EXERCISE DETAILS: Return each line of the listing below, unchanged, and omit the images.

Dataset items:
※ ※ ※

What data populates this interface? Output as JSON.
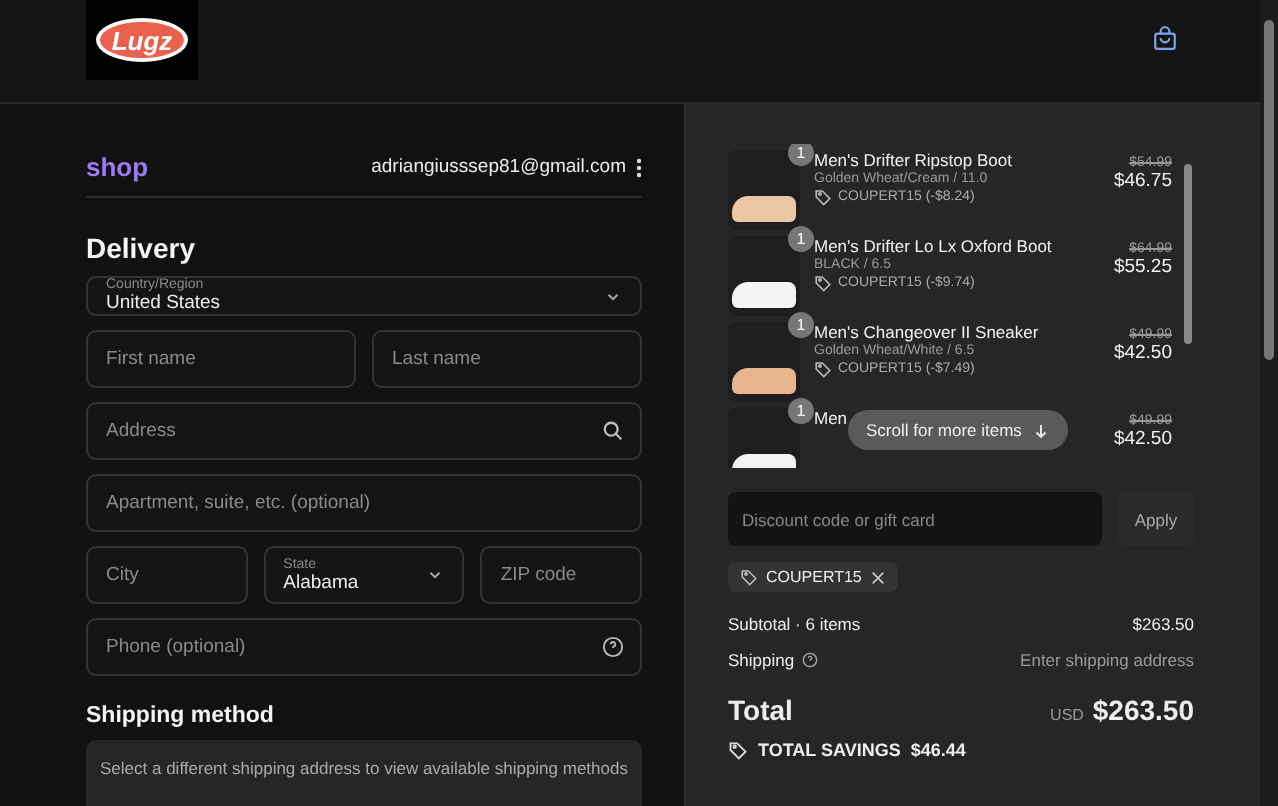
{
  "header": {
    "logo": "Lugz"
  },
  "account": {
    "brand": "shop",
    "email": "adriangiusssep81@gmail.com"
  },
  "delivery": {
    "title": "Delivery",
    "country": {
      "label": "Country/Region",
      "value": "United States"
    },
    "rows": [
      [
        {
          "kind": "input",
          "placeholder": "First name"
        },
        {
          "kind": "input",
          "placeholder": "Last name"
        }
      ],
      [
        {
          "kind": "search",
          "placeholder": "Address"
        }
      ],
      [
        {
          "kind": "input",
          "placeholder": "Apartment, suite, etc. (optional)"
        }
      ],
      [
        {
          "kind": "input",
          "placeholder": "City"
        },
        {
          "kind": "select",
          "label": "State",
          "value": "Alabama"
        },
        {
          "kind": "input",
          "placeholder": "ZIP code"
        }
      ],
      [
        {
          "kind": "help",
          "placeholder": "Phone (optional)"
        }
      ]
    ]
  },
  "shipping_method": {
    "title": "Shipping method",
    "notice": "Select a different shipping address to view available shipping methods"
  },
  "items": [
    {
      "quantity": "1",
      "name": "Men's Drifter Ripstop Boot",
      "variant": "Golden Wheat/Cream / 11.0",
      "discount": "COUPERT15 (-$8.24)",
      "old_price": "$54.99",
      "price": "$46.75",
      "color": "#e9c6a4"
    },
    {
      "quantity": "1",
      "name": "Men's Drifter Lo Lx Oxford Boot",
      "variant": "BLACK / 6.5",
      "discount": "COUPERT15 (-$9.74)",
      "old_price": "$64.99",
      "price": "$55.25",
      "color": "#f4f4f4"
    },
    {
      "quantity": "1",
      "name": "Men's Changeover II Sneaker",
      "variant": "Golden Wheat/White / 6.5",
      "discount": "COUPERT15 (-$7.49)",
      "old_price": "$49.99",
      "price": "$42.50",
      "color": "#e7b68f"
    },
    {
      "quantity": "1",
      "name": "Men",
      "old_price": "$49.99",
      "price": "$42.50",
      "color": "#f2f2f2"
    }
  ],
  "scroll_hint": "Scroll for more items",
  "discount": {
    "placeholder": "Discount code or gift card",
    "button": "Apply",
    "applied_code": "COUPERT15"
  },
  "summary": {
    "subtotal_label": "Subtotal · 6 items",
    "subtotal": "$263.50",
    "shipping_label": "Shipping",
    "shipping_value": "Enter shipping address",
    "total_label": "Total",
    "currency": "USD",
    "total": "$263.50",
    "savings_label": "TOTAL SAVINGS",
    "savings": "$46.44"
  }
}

※ ※ ※

COMPLETE ANSWER:
What data populates this interface? Output as JSON.
{
  "header": {
    "logo": "Lugz"
  },
  "account": {
    "brand": "shop",
    "email": "adriangiusssep81@gmail.com"
  },
  "delivery": {
    "title": "Delivery",
    "country": {
      "label": "Country/Region",
      "value": "United States"
    },
    "rows": [
      [
        {
          "kind": "input",
          "placeholder": "First name"
        },
        {
          "kind": "input",
          "placeholder": "Last name"
        }
      ],
      [
        {
          "kind": "search",
          "placeholder": "Address"
        }
      ],
      [
        {
          "kind": "input",
          "placeholder": "Apartment, suite, etc. (optional)"
        }
      ],
      [
        {
          "kind": "input",
          "placeholder": "City"
        },
        {
          "kind": "select",
          "label": "State",
          "value": "Alabama"
        },
        {
          "kind": "input",
          "placeholder": "ZIP code"
        }
      ],
      [
        {
          "kind": "help",
          "placeholder": "Phone (optional)"
        }
      ]
    ]
  },
  "shipping_method": {
    "title": "Shipping method",
    "notice": "Select a different shipping address to view available shipping methods"
  },
  "items": [
    {
      "quantity": "1",
      "name": "Men's Drifter Ripstop Boot",
      "variant": "Golden Wheat/Cream / 11.0",
      "discount": "COUPERT15 (-$8.24)",
      "old_price": "$54.99",
      "price": "$46.75",
      "color": "#e9c6a4"
    },
    {
      "quantity": "1",
      "name": "Men's Drifter Lo Lx Oxford Boot",
      "variant": "BLACK / 6.5",
      "discount": "COUPERT15 (-$9.74)",
      "old_price": "$64.99",
      "price": "$55.25",
      "color": "#f4f4f4"
    },
    {
      "quantity": "1",
      "name": "Men's Changeover II Sneaker",
      "variant": "Golden Wheat/White / 6.5",
      "discount": "COUPERT15 (-$7.49)",
      "old_price": "$49.99",
      "price": "$42.50",
      "color": "#e7b68f"
    },
    {
      "quantity": "1",
      "name": "Men",
      "old_price": "$49.99",
      "price": "$42.50",
      "color": "#f2f2f2"
    }
  ],
  "scroll_hint": "Scroll for more items",
  "discount": {
    "placeholder": "Discount code or gift card",
    "button": "Apply",
    "applied_code": "COUPERT15"
  },
  "summary": {
    "subtotal_label": "Subtotal · 6 items",
    "subtotal": "$263.50",
    "shipping_label": "Shipping",
    "shipping_value": "Enter shipping address",
    "total_label": "Total",
    "currency": "USD",
    "total": "$263.50",
    "savings_label": "TOTAL SAVINGS",
    "savings": "$46.44"
  }
}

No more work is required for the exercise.